# Given passage:
-*-
Walkabout (1971)







THE SCOOP
Director:  Nicholas Roeg
Cast:  Jenny AgutterLuc RoegDavid Gulpilil 
Plot:  Two young children are stranded in the Australian outback and are forced to cope on their own. They meet an Aborigine on "walkabout": a ritualistic separation from his tribe.

Genre:  Drama / Adventure
Awards:  Nom. for Palme d'Or (Cannes).
Runtime:  100min
Rating:  NC16 for some disturbing scenes, brief sexual references and nudity.

IN RETROSPECT (Spoilers: NO)
“I don't suppose it matters which way we go.”

I imagine the Australian wilderness to be romanticized.  Kangaroos hop around you, the sandy dunes and the vast lands await you, and if you are lucky, you might get to see Hugh Jackman and Nicole Kidman on a horse, riding into the blissful sunset.  Of course, please blame Baz Luhrmann (Australia, 2008) for that imagery. 

After watching Nicolas Roeg's film, Walkabout, I imagine I wouldn't have lasted a single day in the harshest of conditions.  So kudos to a White British teenage girl (Jenny Agutter) and his young brother (Luc Roeg) who somehow managed to make it through the night, in their school uniforms no less.  They have been sadly abandoned by their maniacal and suicidal father,  perhaps fed up with the chronic stress caused by a prolonged urban working life.

Urbanity versus rurality is a major theme in this plotless drama with only three central characters.  The two siblings meet a young Aborigine (David Gulpilil) doing a walkabout, a solitary rite-of-passage journey to become a man.  He aids them and guides them to survive.  In a way, this is also their walkabout.
-*-
(Dataset excerpts)
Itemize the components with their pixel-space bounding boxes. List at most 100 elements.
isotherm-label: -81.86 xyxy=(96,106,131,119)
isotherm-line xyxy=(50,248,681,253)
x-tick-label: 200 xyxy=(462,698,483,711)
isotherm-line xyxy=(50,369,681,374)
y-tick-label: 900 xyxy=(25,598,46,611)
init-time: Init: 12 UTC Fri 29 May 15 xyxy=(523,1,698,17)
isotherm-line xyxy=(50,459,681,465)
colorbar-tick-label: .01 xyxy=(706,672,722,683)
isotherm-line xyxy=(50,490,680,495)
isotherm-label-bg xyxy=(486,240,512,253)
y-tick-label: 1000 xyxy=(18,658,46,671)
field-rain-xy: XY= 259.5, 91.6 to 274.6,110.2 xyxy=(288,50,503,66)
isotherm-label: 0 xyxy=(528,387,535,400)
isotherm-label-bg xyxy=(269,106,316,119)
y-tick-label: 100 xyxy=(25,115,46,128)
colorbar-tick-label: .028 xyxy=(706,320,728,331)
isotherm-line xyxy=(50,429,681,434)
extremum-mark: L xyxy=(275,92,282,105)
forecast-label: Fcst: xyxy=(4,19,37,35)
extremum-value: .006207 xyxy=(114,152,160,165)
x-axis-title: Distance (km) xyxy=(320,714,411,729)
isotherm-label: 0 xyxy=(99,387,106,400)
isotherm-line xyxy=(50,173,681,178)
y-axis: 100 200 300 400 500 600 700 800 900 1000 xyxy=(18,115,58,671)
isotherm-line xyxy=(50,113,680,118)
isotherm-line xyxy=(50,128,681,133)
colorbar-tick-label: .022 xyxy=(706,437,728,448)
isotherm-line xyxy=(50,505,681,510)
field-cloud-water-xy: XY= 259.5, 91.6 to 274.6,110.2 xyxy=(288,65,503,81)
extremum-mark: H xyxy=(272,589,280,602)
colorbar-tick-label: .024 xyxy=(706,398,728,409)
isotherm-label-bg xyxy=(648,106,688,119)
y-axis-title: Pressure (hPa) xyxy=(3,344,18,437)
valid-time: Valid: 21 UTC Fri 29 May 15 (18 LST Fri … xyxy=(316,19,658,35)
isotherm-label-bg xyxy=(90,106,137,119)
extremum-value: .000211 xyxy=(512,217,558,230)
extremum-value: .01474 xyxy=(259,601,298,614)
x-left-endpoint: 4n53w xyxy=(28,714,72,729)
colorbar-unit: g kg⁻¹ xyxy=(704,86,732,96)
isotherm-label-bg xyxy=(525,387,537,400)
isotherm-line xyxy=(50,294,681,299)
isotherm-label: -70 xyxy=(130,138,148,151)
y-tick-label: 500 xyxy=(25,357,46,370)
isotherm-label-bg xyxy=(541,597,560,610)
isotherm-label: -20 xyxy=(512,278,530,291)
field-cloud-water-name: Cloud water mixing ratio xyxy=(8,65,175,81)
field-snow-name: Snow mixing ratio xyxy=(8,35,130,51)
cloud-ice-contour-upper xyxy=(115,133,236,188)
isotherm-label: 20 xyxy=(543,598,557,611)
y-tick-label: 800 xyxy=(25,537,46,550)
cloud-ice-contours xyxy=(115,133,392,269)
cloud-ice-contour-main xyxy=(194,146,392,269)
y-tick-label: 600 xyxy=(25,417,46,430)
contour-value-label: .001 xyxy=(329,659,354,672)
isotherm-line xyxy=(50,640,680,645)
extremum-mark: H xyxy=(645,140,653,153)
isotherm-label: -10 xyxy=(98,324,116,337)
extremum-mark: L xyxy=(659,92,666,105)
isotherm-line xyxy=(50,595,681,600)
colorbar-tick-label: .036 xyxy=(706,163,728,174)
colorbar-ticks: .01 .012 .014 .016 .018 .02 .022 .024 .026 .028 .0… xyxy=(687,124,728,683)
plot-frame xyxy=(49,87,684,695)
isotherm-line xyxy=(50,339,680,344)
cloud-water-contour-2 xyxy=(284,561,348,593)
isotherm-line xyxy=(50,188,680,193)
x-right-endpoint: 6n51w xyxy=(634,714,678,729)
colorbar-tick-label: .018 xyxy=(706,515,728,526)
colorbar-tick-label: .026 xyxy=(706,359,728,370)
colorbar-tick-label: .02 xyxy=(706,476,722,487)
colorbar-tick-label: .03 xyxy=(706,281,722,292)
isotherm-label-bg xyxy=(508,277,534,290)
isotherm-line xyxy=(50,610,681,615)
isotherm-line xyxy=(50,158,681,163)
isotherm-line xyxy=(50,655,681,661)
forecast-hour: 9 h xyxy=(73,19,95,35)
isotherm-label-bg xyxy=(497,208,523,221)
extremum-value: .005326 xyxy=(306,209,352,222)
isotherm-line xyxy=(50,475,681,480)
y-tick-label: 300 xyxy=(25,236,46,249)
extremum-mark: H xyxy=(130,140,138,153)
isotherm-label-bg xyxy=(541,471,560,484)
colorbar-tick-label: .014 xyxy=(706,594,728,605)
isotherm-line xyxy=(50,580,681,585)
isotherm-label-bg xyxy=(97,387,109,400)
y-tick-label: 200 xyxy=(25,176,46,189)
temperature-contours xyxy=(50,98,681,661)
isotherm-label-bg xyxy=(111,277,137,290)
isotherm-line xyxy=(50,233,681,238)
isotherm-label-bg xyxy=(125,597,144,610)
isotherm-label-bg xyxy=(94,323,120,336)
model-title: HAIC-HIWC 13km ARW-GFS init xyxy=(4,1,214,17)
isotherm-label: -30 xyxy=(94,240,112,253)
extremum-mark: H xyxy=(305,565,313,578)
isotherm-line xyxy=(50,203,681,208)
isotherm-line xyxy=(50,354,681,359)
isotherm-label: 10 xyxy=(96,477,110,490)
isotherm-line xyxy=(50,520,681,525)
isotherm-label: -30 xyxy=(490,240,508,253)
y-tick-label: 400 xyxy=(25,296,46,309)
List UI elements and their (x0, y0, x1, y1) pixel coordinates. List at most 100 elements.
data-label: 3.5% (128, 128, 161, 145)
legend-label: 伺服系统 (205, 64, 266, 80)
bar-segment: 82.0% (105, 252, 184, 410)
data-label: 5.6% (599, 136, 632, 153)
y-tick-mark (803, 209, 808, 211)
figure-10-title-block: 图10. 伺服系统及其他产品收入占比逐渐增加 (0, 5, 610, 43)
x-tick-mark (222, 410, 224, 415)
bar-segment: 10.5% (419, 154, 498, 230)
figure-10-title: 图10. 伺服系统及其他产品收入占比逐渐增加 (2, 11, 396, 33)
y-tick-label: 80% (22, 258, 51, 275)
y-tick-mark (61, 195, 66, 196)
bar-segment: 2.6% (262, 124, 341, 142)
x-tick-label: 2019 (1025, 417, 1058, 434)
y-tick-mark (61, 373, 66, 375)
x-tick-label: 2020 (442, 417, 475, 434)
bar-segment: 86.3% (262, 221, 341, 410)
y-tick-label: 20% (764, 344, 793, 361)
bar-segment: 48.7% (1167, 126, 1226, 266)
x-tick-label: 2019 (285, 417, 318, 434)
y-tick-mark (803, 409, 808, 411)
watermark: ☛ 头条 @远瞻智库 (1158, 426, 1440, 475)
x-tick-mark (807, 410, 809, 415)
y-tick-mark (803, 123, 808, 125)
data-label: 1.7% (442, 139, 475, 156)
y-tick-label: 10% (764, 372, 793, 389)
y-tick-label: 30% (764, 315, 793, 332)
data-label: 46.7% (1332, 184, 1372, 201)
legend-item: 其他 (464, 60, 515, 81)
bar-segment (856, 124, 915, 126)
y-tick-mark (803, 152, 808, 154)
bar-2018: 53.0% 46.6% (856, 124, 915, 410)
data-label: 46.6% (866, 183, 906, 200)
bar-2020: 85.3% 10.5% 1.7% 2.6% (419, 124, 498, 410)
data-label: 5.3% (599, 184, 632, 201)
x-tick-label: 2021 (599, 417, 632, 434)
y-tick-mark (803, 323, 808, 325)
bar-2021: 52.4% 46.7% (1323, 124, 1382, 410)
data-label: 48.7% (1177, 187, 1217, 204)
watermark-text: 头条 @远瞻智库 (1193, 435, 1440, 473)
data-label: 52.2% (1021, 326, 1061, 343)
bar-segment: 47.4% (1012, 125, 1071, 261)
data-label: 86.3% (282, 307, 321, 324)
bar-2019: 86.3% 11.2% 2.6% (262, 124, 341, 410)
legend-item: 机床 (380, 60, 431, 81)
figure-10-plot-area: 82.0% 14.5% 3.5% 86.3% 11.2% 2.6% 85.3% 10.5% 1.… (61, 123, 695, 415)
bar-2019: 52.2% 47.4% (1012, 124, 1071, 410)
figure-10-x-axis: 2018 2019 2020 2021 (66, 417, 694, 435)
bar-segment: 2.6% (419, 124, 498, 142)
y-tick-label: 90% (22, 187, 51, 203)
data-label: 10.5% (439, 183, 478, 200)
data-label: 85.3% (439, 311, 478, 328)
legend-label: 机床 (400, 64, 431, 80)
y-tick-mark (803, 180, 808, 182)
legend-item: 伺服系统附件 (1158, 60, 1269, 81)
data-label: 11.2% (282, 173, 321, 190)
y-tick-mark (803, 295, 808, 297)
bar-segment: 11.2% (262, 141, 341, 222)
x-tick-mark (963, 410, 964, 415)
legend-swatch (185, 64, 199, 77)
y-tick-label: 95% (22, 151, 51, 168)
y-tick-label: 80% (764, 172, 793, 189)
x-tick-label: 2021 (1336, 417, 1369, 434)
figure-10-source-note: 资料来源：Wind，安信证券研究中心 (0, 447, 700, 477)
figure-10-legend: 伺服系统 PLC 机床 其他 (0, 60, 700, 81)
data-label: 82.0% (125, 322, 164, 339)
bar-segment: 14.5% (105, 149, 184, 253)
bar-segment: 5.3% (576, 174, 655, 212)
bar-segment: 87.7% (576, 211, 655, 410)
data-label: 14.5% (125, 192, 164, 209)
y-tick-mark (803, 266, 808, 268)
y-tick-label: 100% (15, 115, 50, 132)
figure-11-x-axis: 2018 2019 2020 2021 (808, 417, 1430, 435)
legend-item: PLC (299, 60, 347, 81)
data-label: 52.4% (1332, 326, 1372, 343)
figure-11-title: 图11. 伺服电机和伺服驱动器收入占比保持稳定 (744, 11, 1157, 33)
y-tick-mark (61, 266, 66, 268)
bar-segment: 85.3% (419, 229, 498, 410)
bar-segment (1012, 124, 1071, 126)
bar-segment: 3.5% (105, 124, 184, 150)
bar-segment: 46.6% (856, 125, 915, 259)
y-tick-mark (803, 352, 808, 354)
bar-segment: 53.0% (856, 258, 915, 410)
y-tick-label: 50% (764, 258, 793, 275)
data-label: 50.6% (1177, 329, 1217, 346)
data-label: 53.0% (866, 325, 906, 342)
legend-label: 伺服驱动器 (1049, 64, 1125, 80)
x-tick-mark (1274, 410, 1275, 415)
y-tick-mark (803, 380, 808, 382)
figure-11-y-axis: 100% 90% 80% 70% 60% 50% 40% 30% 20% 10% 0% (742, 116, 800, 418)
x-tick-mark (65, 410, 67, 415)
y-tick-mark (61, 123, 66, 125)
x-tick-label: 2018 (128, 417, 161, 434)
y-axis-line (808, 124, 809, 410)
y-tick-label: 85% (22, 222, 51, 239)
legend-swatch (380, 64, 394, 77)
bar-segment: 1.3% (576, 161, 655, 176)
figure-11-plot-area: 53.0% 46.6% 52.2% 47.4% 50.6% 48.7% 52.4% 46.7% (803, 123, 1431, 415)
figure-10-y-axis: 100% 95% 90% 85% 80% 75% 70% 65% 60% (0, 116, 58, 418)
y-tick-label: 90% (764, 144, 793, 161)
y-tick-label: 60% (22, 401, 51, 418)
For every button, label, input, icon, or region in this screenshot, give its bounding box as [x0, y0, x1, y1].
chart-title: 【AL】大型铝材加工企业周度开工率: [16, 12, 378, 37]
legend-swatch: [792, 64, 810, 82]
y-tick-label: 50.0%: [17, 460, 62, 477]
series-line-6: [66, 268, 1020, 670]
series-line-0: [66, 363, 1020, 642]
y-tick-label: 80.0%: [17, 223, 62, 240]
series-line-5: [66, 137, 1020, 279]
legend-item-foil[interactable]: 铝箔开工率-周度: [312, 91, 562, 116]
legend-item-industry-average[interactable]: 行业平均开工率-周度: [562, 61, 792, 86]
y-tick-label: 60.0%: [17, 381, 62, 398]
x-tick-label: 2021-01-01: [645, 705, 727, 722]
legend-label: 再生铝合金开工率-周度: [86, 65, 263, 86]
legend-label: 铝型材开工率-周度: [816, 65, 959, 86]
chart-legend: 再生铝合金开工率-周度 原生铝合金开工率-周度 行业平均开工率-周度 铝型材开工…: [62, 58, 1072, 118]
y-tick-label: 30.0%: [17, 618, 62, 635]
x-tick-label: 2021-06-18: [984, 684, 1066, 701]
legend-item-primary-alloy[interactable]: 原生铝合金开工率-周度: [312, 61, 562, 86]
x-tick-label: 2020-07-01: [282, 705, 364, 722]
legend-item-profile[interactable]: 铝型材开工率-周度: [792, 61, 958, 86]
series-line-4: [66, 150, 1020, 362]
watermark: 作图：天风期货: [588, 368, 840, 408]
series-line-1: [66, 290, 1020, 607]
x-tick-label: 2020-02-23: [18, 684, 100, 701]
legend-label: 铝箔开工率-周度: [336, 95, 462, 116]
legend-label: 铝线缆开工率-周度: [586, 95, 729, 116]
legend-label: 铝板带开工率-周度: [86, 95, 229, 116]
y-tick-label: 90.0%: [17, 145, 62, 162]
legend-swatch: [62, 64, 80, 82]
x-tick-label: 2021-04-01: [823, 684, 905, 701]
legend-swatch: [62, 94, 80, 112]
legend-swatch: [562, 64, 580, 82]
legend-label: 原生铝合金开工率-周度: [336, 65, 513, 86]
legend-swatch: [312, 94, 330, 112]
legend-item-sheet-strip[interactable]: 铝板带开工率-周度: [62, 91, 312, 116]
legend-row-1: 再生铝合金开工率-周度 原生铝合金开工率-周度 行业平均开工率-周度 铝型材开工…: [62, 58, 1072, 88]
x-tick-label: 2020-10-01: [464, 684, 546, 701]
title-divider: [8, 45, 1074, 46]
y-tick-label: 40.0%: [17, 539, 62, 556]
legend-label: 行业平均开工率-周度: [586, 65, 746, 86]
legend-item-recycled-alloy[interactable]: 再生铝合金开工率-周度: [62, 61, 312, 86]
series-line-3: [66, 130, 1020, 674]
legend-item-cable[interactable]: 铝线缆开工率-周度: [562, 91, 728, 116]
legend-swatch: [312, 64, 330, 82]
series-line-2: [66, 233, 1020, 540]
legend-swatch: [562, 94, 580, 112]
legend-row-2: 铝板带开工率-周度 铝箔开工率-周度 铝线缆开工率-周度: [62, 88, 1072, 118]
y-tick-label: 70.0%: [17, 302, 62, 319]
-*-
Duplicate the Walkabout review in full, keeping every word, line, and mark unchanged.

Walkabout (1971)







THE SCOOP
Director:  Nicholas Roeg
Cast:  Jenny AgutterLuc RoegDavid Gulpilil 
Plot:  Two young children are stranded in the Australian outback and are forced to cope on their own. They meet an Aborigine on "walkabout": a ritualistic separation from his tribe.

Genre:  Drama / Adventure
Awards:  Nom. for Palme d'Or (Cannes).
Runtime:  100min
Rating:  NC16 for some disturbing scenes, brief sexual references and nudity.

IN RETROSPECT (Spoilers: NO)
“I don't suppose it matters which way we go.”

I imagine the Australian wilderness to be romanticized.  Kangaroos hop around you, the sandy dunes and the vast lands await you, and if you are lucky, you might get to see Hugh Jackman and Nicole Kidman on a horse, riding into the blissful sunset.  Of course, please blame Baz Luhrmann (Australia, 2008) for that imagery. 

After watching Nicolas Roeg's film, Walkabout, I imagine I wouldn't have lasted a single day in the harshest of conditions.  So kudos to a White British teenage girl (Jenny Agutter) and his young brother (Luc Roeg) who somehow managed to make it through the night, in their school uniforms no less.  They have been sadly abandoned by their maniacal and suicidal father,  perhaps fed up with the chronic stress caused by a prolonged urban working life.

Urbanity versus rurality is a major theme in this plotless drama with only three central characters.  The two siblings meet a young Aborigine (David Gulpilil) doing a walkabout, a solitary rite-of-passage journey to become a man.  He aids them and guides them to survive.  In a way, this is also their walkabout.